- [Source material]:
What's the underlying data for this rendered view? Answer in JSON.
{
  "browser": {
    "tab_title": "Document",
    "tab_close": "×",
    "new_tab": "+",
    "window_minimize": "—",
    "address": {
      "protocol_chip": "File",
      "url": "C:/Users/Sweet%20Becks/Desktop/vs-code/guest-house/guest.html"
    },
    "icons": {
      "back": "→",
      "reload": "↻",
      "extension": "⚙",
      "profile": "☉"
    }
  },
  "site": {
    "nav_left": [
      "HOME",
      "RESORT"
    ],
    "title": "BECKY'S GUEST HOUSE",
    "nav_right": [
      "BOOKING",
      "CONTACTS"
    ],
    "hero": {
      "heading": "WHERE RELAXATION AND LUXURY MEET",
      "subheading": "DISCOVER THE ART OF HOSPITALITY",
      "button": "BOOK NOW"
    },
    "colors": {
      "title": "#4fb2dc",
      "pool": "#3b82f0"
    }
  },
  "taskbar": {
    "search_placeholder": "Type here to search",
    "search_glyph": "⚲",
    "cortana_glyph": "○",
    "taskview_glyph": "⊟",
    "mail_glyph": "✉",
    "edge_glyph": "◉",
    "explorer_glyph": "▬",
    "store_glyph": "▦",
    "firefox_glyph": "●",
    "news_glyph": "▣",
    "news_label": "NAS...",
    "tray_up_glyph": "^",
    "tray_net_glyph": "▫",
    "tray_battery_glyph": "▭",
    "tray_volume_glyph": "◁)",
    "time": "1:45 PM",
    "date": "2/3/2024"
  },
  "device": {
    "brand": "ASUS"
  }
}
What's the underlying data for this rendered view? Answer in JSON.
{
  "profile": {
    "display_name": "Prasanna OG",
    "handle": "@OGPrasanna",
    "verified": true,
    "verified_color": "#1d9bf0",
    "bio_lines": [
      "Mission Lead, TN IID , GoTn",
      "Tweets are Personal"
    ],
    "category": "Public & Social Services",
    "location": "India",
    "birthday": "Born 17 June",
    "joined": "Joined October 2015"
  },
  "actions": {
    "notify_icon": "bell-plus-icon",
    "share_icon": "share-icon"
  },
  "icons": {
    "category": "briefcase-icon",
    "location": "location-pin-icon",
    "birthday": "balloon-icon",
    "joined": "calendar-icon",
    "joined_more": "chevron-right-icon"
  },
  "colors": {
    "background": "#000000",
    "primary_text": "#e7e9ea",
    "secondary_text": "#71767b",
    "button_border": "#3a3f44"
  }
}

- [Short task]:
Above are the records. Copy every line in them holding "birthday".

- [Result below]:
    "birthday": "Born 17 June",
    "birthday": "balloon-icon",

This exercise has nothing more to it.